======== RECORDED INFORMATION ========
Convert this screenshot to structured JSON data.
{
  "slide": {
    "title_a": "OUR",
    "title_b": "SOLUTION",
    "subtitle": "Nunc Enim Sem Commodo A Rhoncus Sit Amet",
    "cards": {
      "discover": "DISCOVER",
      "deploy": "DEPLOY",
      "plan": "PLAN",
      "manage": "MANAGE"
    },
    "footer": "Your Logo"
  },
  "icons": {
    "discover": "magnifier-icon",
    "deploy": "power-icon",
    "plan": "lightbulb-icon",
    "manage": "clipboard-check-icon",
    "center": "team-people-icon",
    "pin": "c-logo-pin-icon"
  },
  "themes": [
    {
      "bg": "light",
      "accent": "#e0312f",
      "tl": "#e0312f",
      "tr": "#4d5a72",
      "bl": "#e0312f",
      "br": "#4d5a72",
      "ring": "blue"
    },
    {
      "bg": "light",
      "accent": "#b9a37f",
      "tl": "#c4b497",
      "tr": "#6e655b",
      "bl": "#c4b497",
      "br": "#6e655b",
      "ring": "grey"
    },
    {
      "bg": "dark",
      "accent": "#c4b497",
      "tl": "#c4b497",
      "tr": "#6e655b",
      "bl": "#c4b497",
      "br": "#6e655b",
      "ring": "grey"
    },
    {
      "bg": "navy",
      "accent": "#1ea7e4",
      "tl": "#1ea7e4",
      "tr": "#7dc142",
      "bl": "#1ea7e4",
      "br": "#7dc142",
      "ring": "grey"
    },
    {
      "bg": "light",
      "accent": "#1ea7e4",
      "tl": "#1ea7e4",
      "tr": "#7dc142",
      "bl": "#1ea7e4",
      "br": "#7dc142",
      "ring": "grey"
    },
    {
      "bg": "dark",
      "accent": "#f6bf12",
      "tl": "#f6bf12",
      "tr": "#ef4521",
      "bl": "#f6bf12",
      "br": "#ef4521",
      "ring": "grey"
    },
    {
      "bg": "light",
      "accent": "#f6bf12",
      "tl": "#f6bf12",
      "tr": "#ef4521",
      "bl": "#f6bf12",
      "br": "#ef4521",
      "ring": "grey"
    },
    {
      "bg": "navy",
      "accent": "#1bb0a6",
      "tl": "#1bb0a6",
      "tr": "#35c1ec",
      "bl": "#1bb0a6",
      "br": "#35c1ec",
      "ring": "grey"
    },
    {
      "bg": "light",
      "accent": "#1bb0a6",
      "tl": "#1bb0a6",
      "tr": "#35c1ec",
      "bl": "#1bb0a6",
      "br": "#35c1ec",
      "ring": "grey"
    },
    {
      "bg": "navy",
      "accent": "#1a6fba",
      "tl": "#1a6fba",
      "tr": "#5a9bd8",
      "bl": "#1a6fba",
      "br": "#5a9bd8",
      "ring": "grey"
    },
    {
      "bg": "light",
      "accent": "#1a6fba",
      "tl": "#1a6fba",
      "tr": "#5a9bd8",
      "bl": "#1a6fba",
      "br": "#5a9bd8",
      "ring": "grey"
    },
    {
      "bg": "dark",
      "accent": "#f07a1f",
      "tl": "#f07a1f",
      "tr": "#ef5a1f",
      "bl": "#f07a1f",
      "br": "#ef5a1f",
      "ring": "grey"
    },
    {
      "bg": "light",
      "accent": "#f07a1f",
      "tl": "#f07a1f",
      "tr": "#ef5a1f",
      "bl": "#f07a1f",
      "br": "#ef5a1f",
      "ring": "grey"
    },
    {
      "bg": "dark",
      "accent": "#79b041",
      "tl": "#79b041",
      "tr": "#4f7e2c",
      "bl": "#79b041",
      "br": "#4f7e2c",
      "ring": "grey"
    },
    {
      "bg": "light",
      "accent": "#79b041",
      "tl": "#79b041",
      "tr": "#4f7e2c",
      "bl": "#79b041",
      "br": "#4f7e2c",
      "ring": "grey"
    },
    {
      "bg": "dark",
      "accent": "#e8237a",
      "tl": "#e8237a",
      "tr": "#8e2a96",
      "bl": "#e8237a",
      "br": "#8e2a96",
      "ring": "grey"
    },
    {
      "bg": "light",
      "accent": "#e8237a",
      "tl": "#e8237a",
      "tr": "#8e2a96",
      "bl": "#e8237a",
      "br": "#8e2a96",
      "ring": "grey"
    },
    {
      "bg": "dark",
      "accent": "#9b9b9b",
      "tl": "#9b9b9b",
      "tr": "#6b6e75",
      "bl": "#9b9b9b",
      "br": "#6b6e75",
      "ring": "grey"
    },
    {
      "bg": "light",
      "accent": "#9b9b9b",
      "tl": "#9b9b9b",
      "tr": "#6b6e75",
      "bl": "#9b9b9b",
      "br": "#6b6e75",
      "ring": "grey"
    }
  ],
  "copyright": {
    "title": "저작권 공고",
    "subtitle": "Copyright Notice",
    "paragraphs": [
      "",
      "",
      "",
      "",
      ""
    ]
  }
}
========
:: WHAT YOU NEED TO DO ::
Go through the entries above and copy every line containing "subtitle".

:: ANSWER TO THE PROBLEM ::
    "subtitle": "Nunc Enim Sem Commodo A Rhoncus Sit Amet",
    "subtitle": "Copyright Notice",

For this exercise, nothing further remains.